▸ **Work required**
Write out the listing below exactly, and omit any images you find in it.
Extracted material start
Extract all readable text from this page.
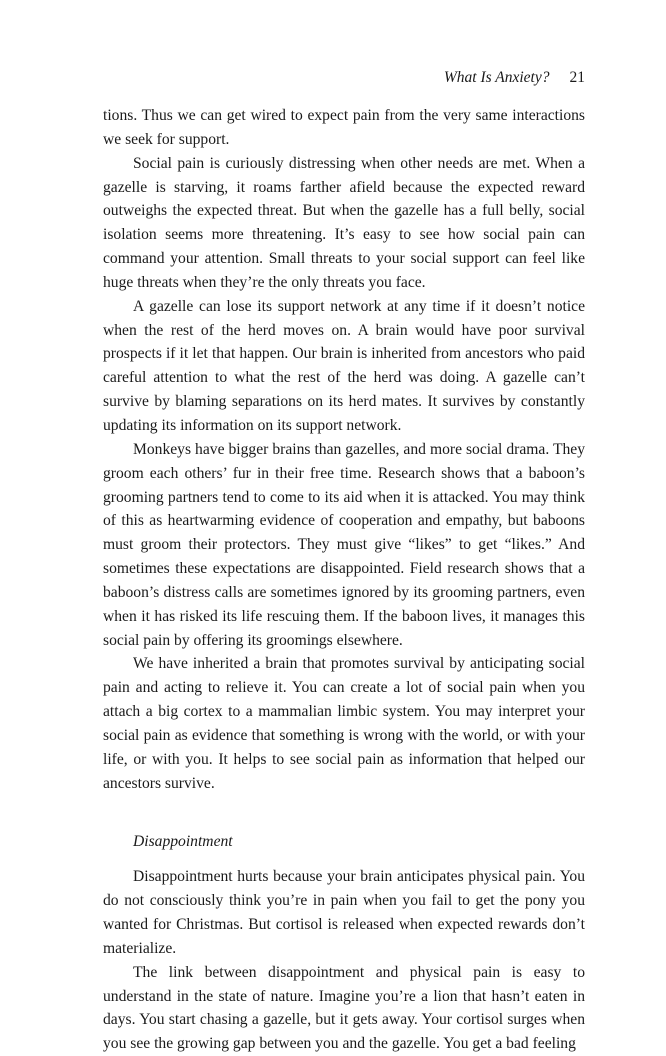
What Is Anxiety? 21

tions. Thus we can get wired to expect pain from the very same interactions we seek for support.

Social pain is curiously distressing when other needs are met. When a gazelle is starving, it roams farther afield because the expected reward outweighs the expected threat. But when the gazelle has a full belly, social isolation seems more threatening. It’s easy to see how social pain can command your attention. Small threats to your social support can feel like huge threats when they’re the only threats you face.

A gazelle can lose its support network at any time if it doesn’t notice when the rest of the herd moves on. A brain would have poor survival prospects if it let that happen. Our brain is inherited from ancestors who paid careful attention to what the rest of the herd was doing. A gazelle can’t survive by blaming separations on its herd mates. It survives by constantly updating its information on its support network.

Monkeys have bigger brains than gazelles, and more social drama. They groom each others’ fur in their free time. Research shows that a baboon’s grooming partners tend to come to its aid when it is attacked. You may think of this as heartwarming evidence of cooperation and empathy, but baboons must groom their protectors. They must give “likes” to get “likes.” And sometimes these expectations are disappointed. Field research shows that a baboon’s distress calls are sometimes ignored by its grooming partners, even when it has risked its life rescuing them. If the baboon lives, it manages this social pain by offering its groomings elsewhere.

We have inherited a brain that promotes survival by anticipating social pain and acting to relieve it. You can create a lot of social pain when you attach a big cortex to a mammalian limbic system. You may interpret your social pain as evidence that something is wrong with the world, or with your life, or with you. It helps to see social pain as information that helped our ancestors survive.

Disappointment

Disappointment hurts because your brain anticipates physical pain. You do not consciously think you’re in pain when you fail to get the pony you wanted for Christmas. But cortisol is released when expected rewards don’t materialize.

The link between disappointment and physical pain is easy to understand in the state of nature. Imagine you’re a lion that hasn’t eaten in days. You start chasing a gazelle, but it gets away. Your cortisol surges when you see the growing gap between you and the gazelle. You get a bad feeling
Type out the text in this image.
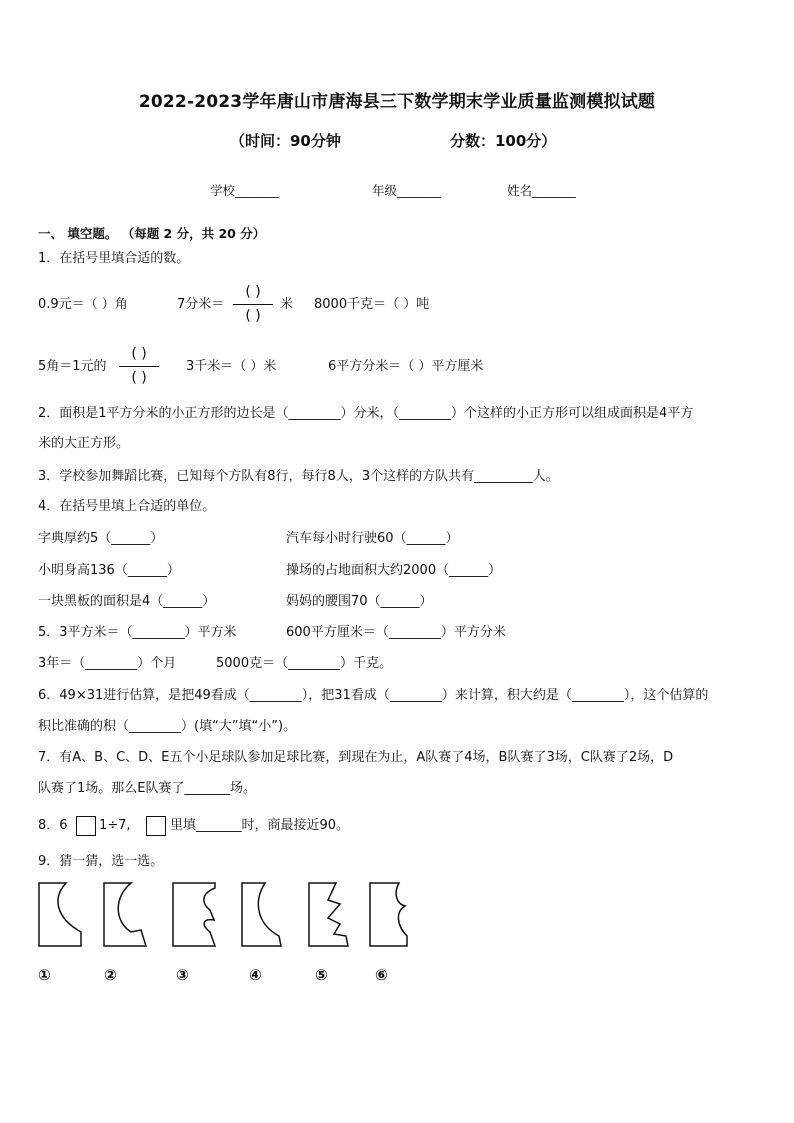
2022-2023学年唐山市唐海县三下数学期末学业质量监测模拟试题
（时间：90分钟	分数：100分）
学校_______	年级_______	姓名_______
一、 填空题。 （每题 2 分，共 20 分）
1．在括号里填合适的数。
0.9元＝（ ）角	7分米＝
( )
( )
米 8000千克＝（ ）吨
5角＝1元的
( )
( )
3千米＝（ ）米	6平方分米＝（ ）平方厘米
2．面积是1平方分米的小正方形的边长是（________）分米，（________）个这样的小正方形可以组成面积是4平方
米的大正方形。
3．学校参加舞蹈比赛，已知每个方队有8行，每行8人，3个这样的方队共有_________人。
4．在括号里填上合适的单位。
字典厚约5（______）	汽车每小时行驶60（______）
小明身高136（______）	操场的占地面积大约2000（______）
一块黑板的面积是4（______）	妈妈的腰围70（______）
5．3平方米＝（________）平方米	600平方厘米＝（________）平方分米
3年＝（________）个月	5000克＝（________）千克。
6．49×31进行估算，是把49看成（________），把31看成（________）来计算，积大约是（________），这个估算的
积比准确的积（________）(填“大”填“小”)。
7．有A、B、C、D、E五个小足球队参加足球比赛，到现在为止，A队赛了4场，B队赛了3场，C队赛了2场，D
队赛了1场。那么E队赛了_______场。
8．6 1÷7,	里填_______时，商最接近90。
9．猜一猜，选一选。
①	②	③	④	⑤	⑥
Extracted material end
▸ **The solution**
Extract all readable text from this page.
What Is Anxiety? 21

tions. Thus we can get wired to expect pain from the very same interactions we seek for support.

Social pain is curiously distressing when other needs are met. When a gazelle is starving, it roams farther afield because the expected reward outweighs the expected threat. But when the gazelle has a full belly, social isolation seems more threatening. It’s easy to see how social pain can command your attention. Small threats to your social support can feel like huge threats when they’re the only threats you face.

A gazelle can lose its support network at any time if it doesn’t notice when the rest of the herd moves on. A brain would have poor survival prospects if it let that happen. Our brain is inherited from ancestors who paid careful attention to what the rest of the herd was doing. A gazelle can’t survive by blaming separations on its herd mates. It survives by constantly updating its information on its support network.

Monkeys have bigger brains than gazelles, and more social drama. They groom each others’ fur in their free time. Research shows that a baboon’s grooming partners tend to come to its aid when it is attacked. You may think of this as heartwarming evidence of cooperation and empathy, but baboons must groom their protectors. They must give “likes” to get “likes.” And sometimes these expectations are disappointed. Field research shows that a baboon’s distress calls are sometimes ignored by its grooming partners, even when it has risked its life rescuing them. If the baboon lives, it manages this social pain by offering its groomings elsewhere.

We have inherited a brain that promotes survival by anticipating social pain and acting to relieve it. You can create a lot of social pain when you attach a big cortex to a mammalian limbic system. You may interpret your social pain as evidence that something is wrong with the world, or with your life, or with you. It helps to see social pain as information that helped our ancestors survive.

Disappointment

Disappointment hurts because your brain anticipates physical pain. You do not consciously think you’re in pain when you fail to get the pony you wanted for Christmas. But cortisol is released when expected rewards don’t materialize.

The link between disappointment and physical pain is easy to understand in the state of nature. Imagine you’re a lion that hasn’t eaten in days. You start chasing a gazelle, but it gets away. Your cortisol surges when you see the growing gap between you and the gazelle. You get a bad feeling
Type out the text in this image.
2022-2023学年唐山市唐海县三下数学期末学业质量监测模拟试题
（时间：90分钟	分数：100分）
学校_______	年级_______	姓名_______
一、 填空题。 （每题 2 分，共 20 分）
1．在括号里填合适的数。
0.9元＝（ ）角	7分米＝
( )
( )
米 8000千克＝（ ）吨
5角＝1元的
( )
( )
3千米＝（ ）米	6平方分米＝（ ）平方厘米
2．面积是1平方分米的小正方形的边长是（________）分米，（________）个这样的小正方形可以组成面积是4平方
米的大正方形。
3．学校参加舞蹈比赛，已知每个方队有8行，每行8人，3个这样的方队共有_________人。
4．在括号里填上合适的单位。
字典厚约5（______）	汽车每小时行驶60（______）
小明身高136（______）	操场的占地面积大约2000（______）
一块黑板的面积是4（______）	妈妈的腰围70（______）
5．3平方米＝（________）平方米	600平方厘米＝（________）平方分米
3年＝（________）个月	5000克＝（________）千克。
6．49×31进行估算，是把49看成（________），把31看成（________）来计算，积大约是（________），这个估算的
积比准确的积（________）(填“大”填“小”)。
7．有A、B、C、D、E五个小足球队参加足球比赛，到现在为止，A队赛了4场，B队赛了3场，C队赛了2场，D
队赛了1场。那么E队赛了_______场。
8．6 1÷7,	里填_______时，商最接近90。
9．猜一猜，选一选。
①	②	③	④	⑤	⑥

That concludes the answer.